══ Data supplied ══

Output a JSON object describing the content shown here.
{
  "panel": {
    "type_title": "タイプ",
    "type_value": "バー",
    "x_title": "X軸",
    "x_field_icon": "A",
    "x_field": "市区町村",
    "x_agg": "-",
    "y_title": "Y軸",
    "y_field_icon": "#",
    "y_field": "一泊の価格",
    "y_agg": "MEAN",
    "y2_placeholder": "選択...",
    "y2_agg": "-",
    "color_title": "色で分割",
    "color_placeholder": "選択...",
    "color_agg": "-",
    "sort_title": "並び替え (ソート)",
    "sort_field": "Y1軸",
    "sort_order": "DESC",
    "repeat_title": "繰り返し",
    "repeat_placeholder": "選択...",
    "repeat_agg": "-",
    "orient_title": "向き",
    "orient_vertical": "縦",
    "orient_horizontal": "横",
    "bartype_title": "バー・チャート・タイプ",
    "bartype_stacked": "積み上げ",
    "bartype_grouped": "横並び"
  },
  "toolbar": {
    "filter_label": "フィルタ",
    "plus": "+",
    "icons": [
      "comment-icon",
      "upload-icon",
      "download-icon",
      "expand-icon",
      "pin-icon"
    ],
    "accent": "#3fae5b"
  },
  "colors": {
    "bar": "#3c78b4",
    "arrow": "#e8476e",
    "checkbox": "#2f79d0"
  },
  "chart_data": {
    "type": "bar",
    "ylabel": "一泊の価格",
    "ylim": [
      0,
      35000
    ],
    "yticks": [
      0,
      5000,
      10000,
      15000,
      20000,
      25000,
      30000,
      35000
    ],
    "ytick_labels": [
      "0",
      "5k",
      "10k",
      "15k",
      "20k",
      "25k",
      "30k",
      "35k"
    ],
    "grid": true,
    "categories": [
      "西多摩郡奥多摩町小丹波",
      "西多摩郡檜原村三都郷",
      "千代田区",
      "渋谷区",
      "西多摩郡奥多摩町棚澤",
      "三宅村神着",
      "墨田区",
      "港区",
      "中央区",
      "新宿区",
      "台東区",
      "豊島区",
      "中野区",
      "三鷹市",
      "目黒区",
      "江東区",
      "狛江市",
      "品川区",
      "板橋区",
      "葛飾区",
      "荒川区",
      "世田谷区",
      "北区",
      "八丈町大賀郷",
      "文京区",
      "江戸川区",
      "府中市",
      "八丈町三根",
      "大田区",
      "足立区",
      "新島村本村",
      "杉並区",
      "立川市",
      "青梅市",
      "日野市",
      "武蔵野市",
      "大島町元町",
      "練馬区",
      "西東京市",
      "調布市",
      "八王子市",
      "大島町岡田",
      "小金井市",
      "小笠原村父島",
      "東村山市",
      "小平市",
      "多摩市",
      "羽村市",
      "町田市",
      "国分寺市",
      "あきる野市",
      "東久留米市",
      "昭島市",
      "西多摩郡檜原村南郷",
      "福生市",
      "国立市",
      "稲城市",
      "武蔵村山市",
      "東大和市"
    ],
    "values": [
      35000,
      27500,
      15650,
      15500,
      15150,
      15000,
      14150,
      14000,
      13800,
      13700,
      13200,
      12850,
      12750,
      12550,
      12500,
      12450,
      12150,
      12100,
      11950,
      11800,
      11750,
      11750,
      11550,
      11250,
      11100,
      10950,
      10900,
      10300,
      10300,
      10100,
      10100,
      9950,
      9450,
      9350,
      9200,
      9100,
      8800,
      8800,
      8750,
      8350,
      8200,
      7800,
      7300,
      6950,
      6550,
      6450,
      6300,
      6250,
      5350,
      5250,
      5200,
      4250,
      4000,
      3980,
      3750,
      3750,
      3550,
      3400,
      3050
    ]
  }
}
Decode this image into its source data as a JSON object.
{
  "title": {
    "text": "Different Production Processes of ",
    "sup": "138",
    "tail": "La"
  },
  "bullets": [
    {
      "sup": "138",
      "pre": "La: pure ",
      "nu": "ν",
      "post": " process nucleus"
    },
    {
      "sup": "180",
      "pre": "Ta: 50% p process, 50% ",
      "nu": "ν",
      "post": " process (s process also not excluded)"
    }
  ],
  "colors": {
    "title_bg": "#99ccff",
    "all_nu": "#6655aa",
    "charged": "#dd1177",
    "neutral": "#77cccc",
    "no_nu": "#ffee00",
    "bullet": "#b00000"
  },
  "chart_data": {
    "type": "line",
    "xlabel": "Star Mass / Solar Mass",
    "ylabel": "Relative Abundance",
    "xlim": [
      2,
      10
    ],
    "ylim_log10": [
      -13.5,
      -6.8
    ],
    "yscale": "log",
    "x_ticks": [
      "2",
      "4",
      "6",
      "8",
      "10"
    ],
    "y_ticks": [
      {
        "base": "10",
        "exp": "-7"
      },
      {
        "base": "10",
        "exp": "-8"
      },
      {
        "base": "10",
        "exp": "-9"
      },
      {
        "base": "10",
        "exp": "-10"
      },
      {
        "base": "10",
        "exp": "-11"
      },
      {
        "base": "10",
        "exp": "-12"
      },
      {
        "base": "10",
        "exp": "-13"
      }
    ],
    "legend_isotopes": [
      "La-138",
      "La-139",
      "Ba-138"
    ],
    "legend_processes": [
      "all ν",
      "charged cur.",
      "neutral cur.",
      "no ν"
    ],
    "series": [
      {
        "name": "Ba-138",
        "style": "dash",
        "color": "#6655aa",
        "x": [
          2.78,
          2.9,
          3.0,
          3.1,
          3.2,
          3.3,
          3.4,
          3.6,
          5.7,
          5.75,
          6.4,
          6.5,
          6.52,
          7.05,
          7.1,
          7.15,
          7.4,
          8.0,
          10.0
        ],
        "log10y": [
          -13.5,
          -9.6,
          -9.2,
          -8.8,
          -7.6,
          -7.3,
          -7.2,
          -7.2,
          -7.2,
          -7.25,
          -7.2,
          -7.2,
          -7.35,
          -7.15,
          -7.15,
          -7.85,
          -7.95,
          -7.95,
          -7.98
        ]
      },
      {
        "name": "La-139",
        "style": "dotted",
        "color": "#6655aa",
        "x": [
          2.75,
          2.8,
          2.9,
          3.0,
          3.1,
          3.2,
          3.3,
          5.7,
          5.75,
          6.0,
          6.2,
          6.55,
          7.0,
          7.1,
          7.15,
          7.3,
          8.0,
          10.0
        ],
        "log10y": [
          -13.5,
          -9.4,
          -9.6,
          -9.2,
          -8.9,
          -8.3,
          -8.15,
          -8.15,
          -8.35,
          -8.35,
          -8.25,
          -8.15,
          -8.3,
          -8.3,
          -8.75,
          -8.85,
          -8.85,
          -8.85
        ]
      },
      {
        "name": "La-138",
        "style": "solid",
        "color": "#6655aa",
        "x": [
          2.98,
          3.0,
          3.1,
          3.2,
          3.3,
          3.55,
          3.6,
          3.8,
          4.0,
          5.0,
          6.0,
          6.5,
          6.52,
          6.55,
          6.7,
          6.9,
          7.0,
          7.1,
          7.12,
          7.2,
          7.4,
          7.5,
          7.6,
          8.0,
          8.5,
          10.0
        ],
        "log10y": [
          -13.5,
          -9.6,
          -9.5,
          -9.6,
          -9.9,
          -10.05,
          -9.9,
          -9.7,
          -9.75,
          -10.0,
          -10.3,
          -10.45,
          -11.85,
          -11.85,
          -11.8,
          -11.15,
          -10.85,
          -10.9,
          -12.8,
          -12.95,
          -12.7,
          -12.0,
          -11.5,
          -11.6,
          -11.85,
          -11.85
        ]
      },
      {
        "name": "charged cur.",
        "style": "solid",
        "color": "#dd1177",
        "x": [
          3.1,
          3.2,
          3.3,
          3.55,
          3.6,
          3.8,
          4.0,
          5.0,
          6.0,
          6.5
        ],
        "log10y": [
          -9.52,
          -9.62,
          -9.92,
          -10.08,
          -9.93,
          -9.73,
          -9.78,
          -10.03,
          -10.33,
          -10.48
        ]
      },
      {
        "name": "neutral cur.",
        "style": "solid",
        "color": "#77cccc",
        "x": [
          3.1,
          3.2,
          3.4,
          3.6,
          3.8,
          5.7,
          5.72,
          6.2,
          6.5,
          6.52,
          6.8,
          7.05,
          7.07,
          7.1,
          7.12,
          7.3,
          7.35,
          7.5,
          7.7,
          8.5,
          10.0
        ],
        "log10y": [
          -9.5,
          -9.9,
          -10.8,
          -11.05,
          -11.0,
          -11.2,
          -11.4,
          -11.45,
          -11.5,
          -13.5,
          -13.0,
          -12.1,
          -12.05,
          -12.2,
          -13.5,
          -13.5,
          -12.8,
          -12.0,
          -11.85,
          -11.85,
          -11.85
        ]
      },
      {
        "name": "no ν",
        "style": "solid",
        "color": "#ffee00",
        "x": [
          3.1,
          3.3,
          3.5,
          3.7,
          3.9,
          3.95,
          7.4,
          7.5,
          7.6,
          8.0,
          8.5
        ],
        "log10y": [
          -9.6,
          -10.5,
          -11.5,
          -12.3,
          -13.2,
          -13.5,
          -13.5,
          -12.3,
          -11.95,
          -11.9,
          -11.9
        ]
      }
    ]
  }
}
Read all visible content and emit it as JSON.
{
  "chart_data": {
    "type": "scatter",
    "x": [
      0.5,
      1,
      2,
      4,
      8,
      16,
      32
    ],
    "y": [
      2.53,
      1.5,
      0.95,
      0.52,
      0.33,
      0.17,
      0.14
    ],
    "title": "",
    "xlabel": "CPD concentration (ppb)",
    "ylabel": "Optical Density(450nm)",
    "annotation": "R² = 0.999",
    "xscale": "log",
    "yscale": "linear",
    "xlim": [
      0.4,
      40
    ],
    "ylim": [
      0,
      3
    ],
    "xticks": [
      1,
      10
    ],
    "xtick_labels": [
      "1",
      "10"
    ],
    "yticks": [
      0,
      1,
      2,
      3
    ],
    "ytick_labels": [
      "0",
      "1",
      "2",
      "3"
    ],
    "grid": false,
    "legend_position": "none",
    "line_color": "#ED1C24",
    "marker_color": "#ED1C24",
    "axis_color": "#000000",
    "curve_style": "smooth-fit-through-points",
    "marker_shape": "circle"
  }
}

═══

Find all the lines containing "JSON" in the material, then copy them.

Output a JSON object describing the content shown here.
Decode this image into its source data as a JSON object.
Read all visible content and emit it as JSON.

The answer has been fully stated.